## REQUEST
Copy the records below exactly as they are written.

## GIVEN RECORDS

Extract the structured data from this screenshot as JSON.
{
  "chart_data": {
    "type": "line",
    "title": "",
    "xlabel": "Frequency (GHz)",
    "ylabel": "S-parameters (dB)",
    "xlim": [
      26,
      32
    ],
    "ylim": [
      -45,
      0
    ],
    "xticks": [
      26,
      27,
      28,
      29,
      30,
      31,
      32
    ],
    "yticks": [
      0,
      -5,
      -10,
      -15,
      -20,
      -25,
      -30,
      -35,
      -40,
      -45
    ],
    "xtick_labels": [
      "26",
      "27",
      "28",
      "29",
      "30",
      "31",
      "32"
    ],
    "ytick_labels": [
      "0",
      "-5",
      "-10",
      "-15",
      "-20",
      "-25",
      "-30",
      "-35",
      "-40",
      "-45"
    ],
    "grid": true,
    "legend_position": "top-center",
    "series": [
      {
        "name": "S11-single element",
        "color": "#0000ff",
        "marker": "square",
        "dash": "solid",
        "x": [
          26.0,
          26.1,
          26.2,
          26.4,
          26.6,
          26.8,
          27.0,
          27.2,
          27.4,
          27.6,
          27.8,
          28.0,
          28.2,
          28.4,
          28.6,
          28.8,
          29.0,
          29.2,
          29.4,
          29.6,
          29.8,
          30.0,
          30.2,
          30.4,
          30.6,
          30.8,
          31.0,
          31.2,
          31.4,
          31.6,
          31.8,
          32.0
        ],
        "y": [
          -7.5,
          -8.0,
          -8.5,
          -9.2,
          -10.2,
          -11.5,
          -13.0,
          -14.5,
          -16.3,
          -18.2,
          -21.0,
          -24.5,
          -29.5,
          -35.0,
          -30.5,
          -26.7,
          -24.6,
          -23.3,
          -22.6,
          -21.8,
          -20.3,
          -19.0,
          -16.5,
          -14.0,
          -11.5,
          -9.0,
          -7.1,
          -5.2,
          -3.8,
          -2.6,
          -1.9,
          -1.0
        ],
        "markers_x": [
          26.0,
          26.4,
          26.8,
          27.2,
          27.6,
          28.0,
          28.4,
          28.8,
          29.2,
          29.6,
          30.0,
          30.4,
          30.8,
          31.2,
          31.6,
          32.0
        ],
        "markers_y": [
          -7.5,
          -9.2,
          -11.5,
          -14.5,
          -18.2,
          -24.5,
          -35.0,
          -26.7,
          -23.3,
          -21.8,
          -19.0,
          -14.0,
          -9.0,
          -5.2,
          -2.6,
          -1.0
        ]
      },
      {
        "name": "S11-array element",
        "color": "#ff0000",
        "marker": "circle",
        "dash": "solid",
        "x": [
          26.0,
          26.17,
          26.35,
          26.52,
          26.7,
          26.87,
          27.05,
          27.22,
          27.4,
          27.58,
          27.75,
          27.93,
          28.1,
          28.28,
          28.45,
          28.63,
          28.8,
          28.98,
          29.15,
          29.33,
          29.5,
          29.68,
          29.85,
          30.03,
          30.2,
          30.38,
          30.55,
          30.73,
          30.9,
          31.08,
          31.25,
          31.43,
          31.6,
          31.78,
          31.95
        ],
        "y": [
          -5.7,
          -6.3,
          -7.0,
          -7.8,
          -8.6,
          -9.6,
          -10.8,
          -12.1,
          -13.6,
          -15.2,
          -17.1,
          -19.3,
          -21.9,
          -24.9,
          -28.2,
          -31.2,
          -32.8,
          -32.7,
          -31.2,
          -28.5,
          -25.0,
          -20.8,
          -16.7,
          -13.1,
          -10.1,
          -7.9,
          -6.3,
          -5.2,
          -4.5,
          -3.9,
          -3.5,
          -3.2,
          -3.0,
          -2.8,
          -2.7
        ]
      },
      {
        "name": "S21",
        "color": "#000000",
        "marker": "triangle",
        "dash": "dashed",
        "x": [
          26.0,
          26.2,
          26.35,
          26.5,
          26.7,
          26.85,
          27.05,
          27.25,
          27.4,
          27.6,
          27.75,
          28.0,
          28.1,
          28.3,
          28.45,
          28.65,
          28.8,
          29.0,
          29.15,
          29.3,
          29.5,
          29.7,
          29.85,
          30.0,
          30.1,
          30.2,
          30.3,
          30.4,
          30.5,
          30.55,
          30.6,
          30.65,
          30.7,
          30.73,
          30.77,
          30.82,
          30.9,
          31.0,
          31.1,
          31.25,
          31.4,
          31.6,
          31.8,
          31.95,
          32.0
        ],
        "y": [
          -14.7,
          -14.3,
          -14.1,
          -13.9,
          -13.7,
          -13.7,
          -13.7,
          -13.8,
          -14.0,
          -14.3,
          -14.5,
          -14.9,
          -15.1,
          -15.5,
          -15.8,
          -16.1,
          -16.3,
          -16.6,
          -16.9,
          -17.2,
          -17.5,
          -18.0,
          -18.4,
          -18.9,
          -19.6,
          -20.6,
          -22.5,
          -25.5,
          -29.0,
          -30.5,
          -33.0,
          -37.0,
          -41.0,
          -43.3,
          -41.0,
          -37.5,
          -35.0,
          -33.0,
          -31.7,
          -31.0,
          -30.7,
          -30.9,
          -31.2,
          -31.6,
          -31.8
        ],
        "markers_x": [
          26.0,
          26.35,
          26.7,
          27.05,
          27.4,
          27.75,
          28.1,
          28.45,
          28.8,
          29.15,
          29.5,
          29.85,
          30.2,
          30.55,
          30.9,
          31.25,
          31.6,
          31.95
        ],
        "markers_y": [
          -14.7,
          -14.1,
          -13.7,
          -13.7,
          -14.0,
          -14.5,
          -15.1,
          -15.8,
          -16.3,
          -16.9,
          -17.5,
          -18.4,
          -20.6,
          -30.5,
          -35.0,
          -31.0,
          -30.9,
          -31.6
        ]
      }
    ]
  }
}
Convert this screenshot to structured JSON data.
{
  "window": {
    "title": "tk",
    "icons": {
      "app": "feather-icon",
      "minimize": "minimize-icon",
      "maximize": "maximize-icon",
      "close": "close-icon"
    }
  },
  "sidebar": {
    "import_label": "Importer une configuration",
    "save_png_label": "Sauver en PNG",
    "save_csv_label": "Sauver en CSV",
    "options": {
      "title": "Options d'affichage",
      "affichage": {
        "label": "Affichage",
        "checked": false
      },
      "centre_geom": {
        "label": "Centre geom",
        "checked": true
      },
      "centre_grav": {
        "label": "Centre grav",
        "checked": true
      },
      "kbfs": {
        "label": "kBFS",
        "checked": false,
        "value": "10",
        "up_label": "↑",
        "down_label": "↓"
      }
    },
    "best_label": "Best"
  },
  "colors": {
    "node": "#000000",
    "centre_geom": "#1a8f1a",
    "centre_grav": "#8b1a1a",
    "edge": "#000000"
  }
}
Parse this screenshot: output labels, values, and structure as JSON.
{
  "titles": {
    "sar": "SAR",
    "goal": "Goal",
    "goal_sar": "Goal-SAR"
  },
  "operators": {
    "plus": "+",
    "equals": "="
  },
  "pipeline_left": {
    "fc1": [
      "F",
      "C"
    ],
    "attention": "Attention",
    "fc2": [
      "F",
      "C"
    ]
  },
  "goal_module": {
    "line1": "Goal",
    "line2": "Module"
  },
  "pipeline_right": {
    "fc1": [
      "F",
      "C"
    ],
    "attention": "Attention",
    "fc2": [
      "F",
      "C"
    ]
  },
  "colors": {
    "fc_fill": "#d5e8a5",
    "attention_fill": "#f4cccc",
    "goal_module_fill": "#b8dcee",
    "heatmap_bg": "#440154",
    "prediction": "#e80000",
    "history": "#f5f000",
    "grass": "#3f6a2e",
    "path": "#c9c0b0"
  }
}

## PROBLEM SOLUTION
Extract the structured data from this screenshot as JSON.
{
  "chart_data": {
    "type": "line",
    "title": "",
    "xlabel": "Frequency (GHz)",
    "ylabel": "S-parameters (dB)",
    "xlim": [
      26,
      32
    ],
    "ylim": [
      -45,
      0
    ],
    "xticks": [
      26,
      27,
      28,
      29,
      30,
      31,
      32
    ],
    "yticks": [
      0,
      -5,
      -10,
      -15,
      -20,
      -25,
      -30,
      -35,
      -40,
      -45
    ],
    "xtick_labels": [
      "26",
      "27",
      "28",
      "29",
      "30",
      "31",
      "32"
    ],
    "ytick_labels": [
      "0",
      "-5",
      "-10",
      "-15",
      "-20",
      "-25",
      "-30",
      "-35",
      "-40",
      "-45"
    ],
    "grid": true,
    "legend_position": "top-center",
    "series": [
      {
        "name": "S11-single element",
        "color": "#0000ff",
        "marker": "square",
        "dash": "solid",
        "x": [
          26.0,
          26.1,
          26.2,
          26.4,
          26.6,
          26.8,
          27.0,
          27.2,
          27.4,
          27.6,
          27.8,
          28.0,
          28.2,
          28.4,
          28.6,
          28.8,
          29.0,
          29.2,
          29.4,
          29.6,
          29.8,
          30.0,
          30.2,
          30.4,
          30.6,
          30.8,
          31.0,
          31.2,
          31.4,
          31.6,
          31.8,
          32.0
        ],
        "y": [
          -7.5,
          -8.0,
          -8.5,
          -9.2,
          -10.2,
          -11.5,
          -13.0,
          -14.5,
          -16.3,
          -18.2,
          -21.0,
          -24.5,
          -29.5,
          -35.0,
          -30.5,
          -26.7,
          -24.6,
          -23.3,
          -22.6,
          -21.8,
          -20.3,
          -19.0,
          -16.5,
          -14.0,
          -11.5,
          -9.0,
          -7.1,
          -5.2,
          -3.8,
          -2.6,
          -1.9,
          -1.0
        ],
        "markers_x": [
          26.0,
          26.4,
          26.8,
          27.2,
          27.6,
          28.0,
          28.4,
          28.8,
          29.2,
          29.6,
          30.0,
          30.4,
          30.8,
          31.2,
          31.6,
          32.0
        ],
        "markers_y": [
          -7.5,
          -9.2,
          -11.5,
          -14.5,
          -18.2,
          -24.5,
          -35.0,
          -26.7,
          -23.3,
          -21.8,
          -19.0,
          -14.0,
          -9.0,
          -5.2,
          -2.6,
          -1.0
        ]
      },
      {
        "name": "S11-array element",
        "color": "#ff0000",
        "marker": "circle",
        "dash": "solid",
        "x": [
          26.0,
          26.17,
          26.35,
          26.52,
          26.7,
          26.87,
          27.05,
          27.22,
          27.4,
          27.58,
          27.75,
          27.93,
          28.1,
          28.28,
          28.45,
          28.63,
          28.8,
          28.98,
          29.15,
          29.33,
          29.5,
          29.68,
          29.85,
          30.03,
          30.2,
          30.38,
          30.55,
          30.73,
          30.9,
          31.08,
          31.25,
          31.43,
          31.6,
          31.78,
          31.95
        ],
        "y": [
          -5.7,
          -6.3,
          -7.0,
          -7.8,
          -8.6,
          -9.6,
          -10.8,
          -12.1,
          -13.6,
          -15.2,
          -17.1,
          -19.3,
          -21.9,
          -24.9,
          -28.2,
          -31.2,
          -32.8,
          -32.7,
          -31.2,
          -28.5,
          -25.0,
          -20.8,
          -16.7,
          -13.1,
          -10.1,
          -7.9,
          -6.3,
          -5.2,
          -4.5,
          -3.9,
          -3.5,
          -3.2,
          -3.0,
          -2.8,
          -2.7
        ]
      },
      {
        "name": "S21",
        "color": "#000000",
        "marker": "triangle",
        "dash": "dashed",
        "x": [
          26.0,
          26.2,
          26.35,
          26.5,
          26.7,
          26.85,
          27.05,
          27.25,
          27.4,
          27.6,
          27.75,
          28.0,
          28.1,
          28.3,
          28.45,
          28.65,
          28.8,
          29.0,
          29.15,
          29.3,
          29.5,
          29.7,
          29.85,
          30.0,
          30.1,
          30.2,
          30.3,
          30.4,
          30.5,
          30.55,
          30.6,
          30.65,
          30.7,
          30.73,
          30.77,
          30.82,
          30.9,
          31.0,
          31.1,
          31.25,
          31.4,
          31.6,
          31.8,
          31.95,
          32.0
        ],
        "y": [
          -14.7,
          -14.3,
          -14.1,
          -13.9,
          -13.7,
          -13.7,
          -13.7,
          -13.8,
          -14.0,
          -14.3,
          -14.5,
          -14.9,
          -15.1,
          -15.5,
          -15.8,
          -16.1,
          -16.3,
          -16.6,
          -16.9,
          -17.2,
          -17.5,
          -18.0,
          -18.4,
          -18.9,
          -19.6,
          -20.6,
          -22.5,
          -25.5,
          -29.0,
          -30.5,
          -33.0,
          -37.0,
          -41.0,
          -43.3,
          -41.0,
          -37.5,
          -35.0,
          -33.0,
          -31.7,
          -31.0,
          -30.7,
          -30.9,
          -31.2,
          -31.6,
          -31.8
        ],
        "markers_x": [
          26.0,
          26.35,
          26.7,
          27.05,
          27.4,
          27.75,
          28.1,
          28.45,
          28.8,
          29.15,
          29.5,
          29.85,
          30.2,
          30.55,
          30.9,
          31.25,
          31.6,
          31.95
        ],
        "markers_y": [
          -14.7,
          -14.1,
          -13.7,
          -13.7,
          -14.0,
          -14.5,
          -15.1,
          -15.8,
          -16.3,
          -16.9,
          -17.5,
          -18.4,
          -20.6,
          -30.5,
          -35.0,
          -31.0,
          -30.9,
          -31.6
        ]
      }
    ]
  }
}
Convert this screenshot to structured JSON data.
{
  "window": {
    "title": "tk",
    "icons": {
      "app": "feather-icon",
      "minimize": "minimize-icon",
      "maximize": "maximize-icon",
      "close": "close-icon"
    }
  },
  "sidebar": {
    "import_label": "Importer une configuration",
    "save_png_label": "Sauver en PNG",
    "save_csv_label": "Sauver en CSV",
    "options": {
      "title": "Options d'affichage",
      "affichage": {
        "label": "Affichage",
        "checked": false
      },
      "centre_geom": {
        "label": "Centre geom",
        "checked": true
      },
      "centre_grav": {
        "label": "Centre grav",
        "checked": true
      },
      "kbfs": {
        "label": "kBFS",
        "checked": false,
        "value": "10",
        "up_label": "↑",
        "down_label": "↓"
      }
    },
    "best_label": "Best"
  },
  "colors": {
    "node": "#000000",
    "centre_geom": "#1a8f1a",
    "centre_grav": "#8b1a1a",
    "edge": "#000000"
  }
}
Parse this screenshot: output labels, values, and structure as JSON.
{
  "titles": {
    "sar": "SAR",
    "goal": "Goal",
    "goal_sar": "Goal-SAR"
  },
  "operators": {
    "plus": "+",
    "equals": "="
  },
  "pipeline_left": {
    "fc1": [
      "F",
      "C"
    ],
    "attention": "Attention",
    "fc2": [
      "F",
      "C"
    ]
  },
  "goal_module": {
    "line1": "Goal",
    "line2": "Module"
  },
  "pipeline_right": {
    "fc1": [
      "F",
      "C"
    ],
    "attention": "Attention",
    "fc2": [
      "F",
      "C"
    ]
  },
  "colors": {
    "fc_fill": "#d5e8a5",
    "attention_fill": "#f4cccc",
    "goal_module_fill": "#b8dcee",
    "heatmap_bg": "#440154",
    "prediction": "#e80000",
    "history": "#f5f000",
    "grass": "#3f6a2e",
    "path": "#c9c0b0"
  }
}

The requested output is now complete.